_What is required_: Keep only the lines that hold the string "name", filtering out the rest of the entries below.

_Data supplied_:
■ ■ ■ ■
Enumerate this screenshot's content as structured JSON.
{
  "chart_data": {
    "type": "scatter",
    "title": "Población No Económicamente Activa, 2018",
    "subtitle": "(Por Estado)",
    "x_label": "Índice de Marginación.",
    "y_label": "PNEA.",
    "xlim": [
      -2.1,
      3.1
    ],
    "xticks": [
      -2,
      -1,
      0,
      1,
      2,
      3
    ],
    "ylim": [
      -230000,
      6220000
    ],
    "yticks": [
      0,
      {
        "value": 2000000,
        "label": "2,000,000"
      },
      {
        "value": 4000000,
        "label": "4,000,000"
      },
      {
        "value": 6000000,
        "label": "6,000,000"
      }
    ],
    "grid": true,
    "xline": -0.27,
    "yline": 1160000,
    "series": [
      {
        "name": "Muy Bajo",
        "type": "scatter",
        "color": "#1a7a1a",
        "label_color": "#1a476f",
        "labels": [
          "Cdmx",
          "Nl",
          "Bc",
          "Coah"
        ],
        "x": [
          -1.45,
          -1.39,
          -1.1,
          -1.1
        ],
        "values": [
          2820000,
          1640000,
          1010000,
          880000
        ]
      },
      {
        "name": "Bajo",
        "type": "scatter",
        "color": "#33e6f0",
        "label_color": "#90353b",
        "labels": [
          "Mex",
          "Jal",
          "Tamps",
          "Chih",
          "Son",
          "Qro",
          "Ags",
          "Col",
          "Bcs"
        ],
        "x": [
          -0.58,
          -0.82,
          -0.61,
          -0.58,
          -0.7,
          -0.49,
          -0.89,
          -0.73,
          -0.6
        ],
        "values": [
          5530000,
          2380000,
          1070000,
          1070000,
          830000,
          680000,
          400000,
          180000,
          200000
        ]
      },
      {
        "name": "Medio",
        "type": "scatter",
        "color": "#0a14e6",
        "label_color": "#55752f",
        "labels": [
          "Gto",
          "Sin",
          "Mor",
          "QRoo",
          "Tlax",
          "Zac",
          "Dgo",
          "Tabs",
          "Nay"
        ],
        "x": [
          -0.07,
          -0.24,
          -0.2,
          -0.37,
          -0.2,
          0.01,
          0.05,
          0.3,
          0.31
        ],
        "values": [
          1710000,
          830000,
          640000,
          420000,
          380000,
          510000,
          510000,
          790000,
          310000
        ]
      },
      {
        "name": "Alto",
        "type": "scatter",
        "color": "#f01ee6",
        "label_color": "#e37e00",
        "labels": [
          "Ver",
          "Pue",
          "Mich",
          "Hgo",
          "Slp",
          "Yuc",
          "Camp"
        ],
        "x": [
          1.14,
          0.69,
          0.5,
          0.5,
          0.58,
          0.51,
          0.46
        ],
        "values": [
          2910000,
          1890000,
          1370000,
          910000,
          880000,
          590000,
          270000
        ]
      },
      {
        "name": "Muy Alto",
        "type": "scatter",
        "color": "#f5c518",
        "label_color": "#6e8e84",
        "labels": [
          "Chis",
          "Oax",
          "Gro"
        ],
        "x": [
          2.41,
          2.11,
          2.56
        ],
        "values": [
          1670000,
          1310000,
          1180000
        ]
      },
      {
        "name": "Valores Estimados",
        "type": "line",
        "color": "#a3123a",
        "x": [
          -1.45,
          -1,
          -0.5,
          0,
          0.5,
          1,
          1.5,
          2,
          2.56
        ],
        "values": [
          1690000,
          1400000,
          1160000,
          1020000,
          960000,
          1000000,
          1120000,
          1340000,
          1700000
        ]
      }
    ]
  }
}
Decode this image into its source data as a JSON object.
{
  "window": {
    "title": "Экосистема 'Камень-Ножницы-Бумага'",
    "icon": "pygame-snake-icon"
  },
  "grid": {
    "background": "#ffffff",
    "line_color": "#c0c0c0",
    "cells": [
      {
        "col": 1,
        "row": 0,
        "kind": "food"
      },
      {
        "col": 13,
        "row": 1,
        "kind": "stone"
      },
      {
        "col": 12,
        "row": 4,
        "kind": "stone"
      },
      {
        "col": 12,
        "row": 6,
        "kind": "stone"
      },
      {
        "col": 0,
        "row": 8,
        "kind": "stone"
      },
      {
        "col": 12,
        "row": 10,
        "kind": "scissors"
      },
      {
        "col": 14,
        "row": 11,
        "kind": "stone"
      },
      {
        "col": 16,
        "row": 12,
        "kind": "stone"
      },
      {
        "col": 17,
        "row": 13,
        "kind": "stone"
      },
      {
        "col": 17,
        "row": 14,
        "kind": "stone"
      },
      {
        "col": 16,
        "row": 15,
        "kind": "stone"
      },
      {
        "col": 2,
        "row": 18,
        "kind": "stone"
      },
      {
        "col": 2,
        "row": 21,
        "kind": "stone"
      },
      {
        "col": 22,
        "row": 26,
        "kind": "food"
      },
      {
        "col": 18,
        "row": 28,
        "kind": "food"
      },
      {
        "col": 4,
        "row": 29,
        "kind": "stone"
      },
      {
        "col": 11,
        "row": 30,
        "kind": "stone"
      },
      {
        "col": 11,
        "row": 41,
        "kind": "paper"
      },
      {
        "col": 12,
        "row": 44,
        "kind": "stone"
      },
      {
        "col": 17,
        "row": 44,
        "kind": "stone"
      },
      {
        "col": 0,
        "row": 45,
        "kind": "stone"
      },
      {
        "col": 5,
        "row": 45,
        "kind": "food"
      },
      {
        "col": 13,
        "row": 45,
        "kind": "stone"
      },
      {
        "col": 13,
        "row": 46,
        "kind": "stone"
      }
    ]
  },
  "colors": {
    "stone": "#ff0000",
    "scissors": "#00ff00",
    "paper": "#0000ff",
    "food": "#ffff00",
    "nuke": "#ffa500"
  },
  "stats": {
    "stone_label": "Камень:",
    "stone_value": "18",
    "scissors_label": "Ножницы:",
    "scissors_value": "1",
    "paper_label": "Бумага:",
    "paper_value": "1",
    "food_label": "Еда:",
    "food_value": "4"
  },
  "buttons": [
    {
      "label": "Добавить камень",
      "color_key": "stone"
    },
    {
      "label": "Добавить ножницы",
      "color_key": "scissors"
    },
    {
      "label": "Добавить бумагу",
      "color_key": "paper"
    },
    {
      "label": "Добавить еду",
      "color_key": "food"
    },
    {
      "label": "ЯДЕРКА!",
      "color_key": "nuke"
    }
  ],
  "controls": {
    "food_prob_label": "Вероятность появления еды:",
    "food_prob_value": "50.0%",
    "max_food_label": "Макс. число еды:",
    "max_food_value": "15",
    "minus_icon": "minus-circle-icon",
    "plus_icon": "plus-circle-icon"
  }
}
■ ■ ■ ■
_Task answer_:
        "name": "Muy Bajo",
        "name": "Bajo",
        "name": "Medio",
        "name": "Alto",
        "name": "Muy Alto",
        "name": "Valores Estimados",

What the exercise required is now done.